WRITTEN TASK -
Return the full listing exactly as it is written.

EXCERPTED RECORDS start

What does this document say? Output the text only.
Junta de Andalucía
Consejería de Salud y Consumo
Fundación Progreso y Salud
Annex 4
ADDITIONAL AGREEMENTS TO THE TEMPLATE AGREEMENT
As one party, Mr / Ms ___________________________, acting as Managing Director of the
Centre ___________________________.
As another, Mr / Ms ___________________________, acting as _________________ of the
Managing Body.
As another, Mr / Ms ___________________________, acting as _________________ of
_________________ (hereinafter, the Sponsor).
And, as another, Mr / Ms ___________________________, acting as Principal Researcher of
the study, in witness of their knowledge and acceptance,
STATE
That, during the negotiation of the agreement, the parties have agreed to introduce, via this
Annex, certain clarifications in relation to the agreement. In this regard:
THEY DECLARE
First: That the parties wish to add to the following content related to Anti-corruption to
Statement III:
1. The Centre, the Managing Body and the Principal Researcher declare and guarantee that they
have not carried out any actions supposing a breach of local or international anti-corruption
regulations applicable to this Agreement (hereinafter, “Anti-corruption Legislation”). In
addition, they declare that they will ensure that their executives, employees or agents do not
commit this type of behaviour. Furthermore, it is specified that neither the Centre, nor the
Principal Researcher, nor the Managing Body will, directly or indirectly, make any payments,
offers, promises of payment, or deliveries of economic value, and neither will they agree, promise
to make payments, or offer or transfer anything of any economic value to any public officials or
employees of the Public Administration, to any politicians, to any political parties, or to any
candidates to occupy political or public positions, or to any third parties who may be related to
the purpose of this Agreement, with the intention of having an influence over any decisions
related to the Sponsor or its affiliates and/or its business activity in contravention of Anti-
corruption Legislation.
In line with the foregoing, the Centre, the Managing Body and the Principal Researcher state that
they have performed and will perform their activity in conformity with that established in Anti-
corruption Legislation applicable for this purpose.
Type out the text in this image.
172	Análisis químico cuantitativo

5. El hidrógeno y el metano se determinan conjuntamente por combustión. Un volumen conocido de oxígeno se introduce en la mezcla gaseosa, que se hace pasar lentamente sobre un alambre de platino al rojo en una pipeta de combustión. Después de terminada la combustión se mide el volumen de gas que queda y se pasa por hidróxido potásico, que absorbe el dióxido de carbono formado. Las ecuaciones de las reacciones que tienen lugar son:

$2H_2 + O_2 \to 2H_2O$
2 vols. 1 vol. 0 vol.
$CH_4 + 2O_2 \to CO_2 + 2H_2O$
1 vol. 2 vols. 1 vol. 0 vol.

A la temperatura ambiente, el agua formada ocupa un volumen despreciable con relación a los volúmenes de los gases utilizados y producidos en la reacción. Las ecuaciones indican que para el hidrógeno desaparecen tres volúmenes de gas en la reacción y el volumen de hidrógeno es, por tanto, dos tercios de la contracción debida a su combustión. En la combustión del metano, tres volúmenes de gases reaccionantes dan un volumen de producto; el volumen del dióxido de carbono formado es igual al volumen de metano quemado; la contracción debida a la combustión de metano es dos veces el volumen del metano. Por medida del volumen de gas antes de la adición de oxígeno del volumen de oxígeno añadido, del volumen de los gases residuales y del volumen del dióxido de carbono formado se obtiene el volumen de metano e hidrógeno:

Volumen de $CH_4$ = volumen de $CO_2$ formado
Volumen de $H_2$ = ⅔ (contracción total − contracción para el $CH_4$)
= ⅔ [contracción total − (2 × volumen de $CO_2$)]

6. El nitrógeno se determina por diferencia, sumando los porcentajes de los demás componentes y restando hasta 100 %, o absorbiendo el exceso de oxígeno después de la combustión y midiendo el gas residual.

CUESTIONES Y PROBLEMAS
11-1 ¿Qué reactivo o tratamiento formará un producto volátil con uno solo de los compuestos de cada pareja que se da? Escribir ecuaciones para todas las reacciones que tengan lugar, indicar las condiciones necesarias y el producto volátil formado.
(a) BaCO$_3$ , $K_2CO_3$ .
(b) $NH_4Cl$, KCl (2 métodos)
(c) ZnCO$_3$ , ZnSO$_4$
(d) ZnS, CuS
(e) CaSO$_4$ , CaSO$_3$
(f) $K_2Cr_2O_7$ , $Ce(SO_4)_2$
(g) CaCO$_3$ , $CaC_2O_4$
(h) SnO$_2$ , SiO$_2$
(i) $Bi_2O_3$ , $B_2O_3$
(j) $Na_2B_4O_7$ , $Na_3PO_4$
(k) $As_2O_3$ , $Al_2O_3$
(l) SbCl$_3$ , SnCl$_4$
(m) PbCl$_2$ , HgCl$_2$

EXCERPTED RECORDS end

SOLVED EXERCISE -
What does this document say? Output the text only.
Junta de Andalucía
Consejería de Salud y Consumo
Fundación Progreso y Salud
Annex 4
ADDITIONAL AGREEMENTS TO THE TEMPLATE AGREEMENT
As one party, Mr / Ms ___________________________, acting as Managing Director of the
Centre ___________________________.
As another, Mr / Ms ___________________________, acting as _________________ of the
Managing Body.
As another, Mr / Ms ___________________________, acting as _________________ of
_________________ (hereinafter, the Sponsor).
And, as another, Mr / Ms ___________________________, acting as Principal Researcher of
the study, in witness of their knowledge and acceptance,
STATE
That, during the negotiation of the agreement, the parties have agreed to introduce, via this
Annex, certain clarifications in relation to the agreement. In this regard:
THEY DECLARE
First: That the parties wish to add to the following content related to Anti-corruption to
Statement III:
1. The Centre, the Managing Body and the Principal Researcher declare and guarantee that they
have not carried out any actions supposing a breach of local or international anti-corruption
regulations applicable to this Agreement (hereinafter, “Anti-corruption Legislation”). In
addition, they declare that they will ensure that their executives, employees or agents do not
commit this type of behaviour. Furthermore, it is specified that neither the Centre, nor the
Principal Researcher, nor the Managing Body will, directly or indirectly, make any payments,
offers, promises of payment, or deliveries of economic value, and neither will they agree, promise
to make payments, or offer or transfer anything of any economic value to any public officials or
employees of the Public Administration, to any politicians, to any political parties, or to any
candidates to occupy political or public positions, or to any third parties who may be related to
the purpose of this Agreement, with the intention of having an influence over any decisions
related to the Sponsor or its affiliates and/or its business activity in contravention of Anti-
corruption Legislation.
In line with the foregoing, the Centre, the Managing Body and the Principal Researcher state that
they have performed and will perform their activity in conformity with that established in Anti-
corruption Legislation applicable for this purpose.
Type out the text in this image.
172	Análisis químico cuantitativo

5. El hidrógeno y el metano se determinan conjuntamente por combustión. Un volumen conocido de oxígeno se introduce en la mezcla gaseosa, que se hace pasar lentamente sobre un alambre de platino al rojo en una pipeta de combustión. Después de terminada la combustión se mide el volumen de gas que queda y se pasa por hidróxido potásico, que absorbe el dióxido de carbono formado. Las ecuaciones de las reacciones que tienen lugar son:

$2H_2 + O_2 \to 2H_2O$
2 vols. 1 vol. 0 vol.
$CH_4 + 2O_2 \to CO_2 + 2H_2O$
1 vol. 2 vols. 1 vol. 0 vol.

A la temperatura ambiente, el agua formada ocupa un volumen despreciable con relación a los volúmenes de los gases utilizados y producidos en la reacción. Las ecuaciones indican que para el hidrógeno desaparecen tres volúmenes de gas en la reacción y el volumen de hidrógeno es, por tanto, dos tercios de la contracción debida a su combustión. En la combustión del metano, tres volúmenes de gases reaccionantes dan un volumen de producto; el volumen del dióxido de carbono formado es igual al volumen de metano quemado; la contracción debida a la combustión de metano es dos veces el volumen del metano. Por medida del volumen de gas antes de la adición de oxígeno del volumen de oxígeno añadido, del volumen de los gases residuales y del volumen del dióxido de carbono formado se obtiene el volumen de metano e hidrógeno:

Volumen de $CH_4$ = volumen de $CO_2$ formado
Volumen de $H_2$ = ⅔ (contracción total − contracción para el $CH_4$)
= ⅔ [contracción total − (2 × volumen de $CO_2$)]

6. El nitrógeno se determina por diferencia, sumando los porcentajes de los demás componentes y restando hasta 100 %, o absorbiendo el exceso de oxígeno después de la combustión y midiendo el gas residual.

CUESTIONES Y PROBLEMAS
11-1 ¿Qué reactivo o tratamiento formará un producto volátil con uno solo de los compuestos de cada pareja que se da? Escribir ecuaciones para todas las reacciones que tengan lugar, indicar las condiciones necesarias y el producto volátil formado.
(a) BaCO$_3$ , $K_2CO_3$ .
(b) $NH_4Cl$, KCl (2 métodos)
(c) ZnCO$_3$ , ZnSO$_4$
(d) ZnS, CuS
(e) CaSO$_4$ , CaSO$_3$
(f) $K_2Cr_2O_7$ , $Ce(SO_4)_2$
(g) CaCO$_3$ , $CaC_2O_4$
(h) SnO$_2$ , SiO$_2$
(i) $Bi_2O_3$ , $B_2O_3$
(j) $Na_2B_4O_7$ , $Na_3PO_4$
(k) $As_2O_3$ , $Al_2O_3$
(l) SbCl$_3$ , SnCl$_4$
(m) PbCl$_2$ , HgCl$_2$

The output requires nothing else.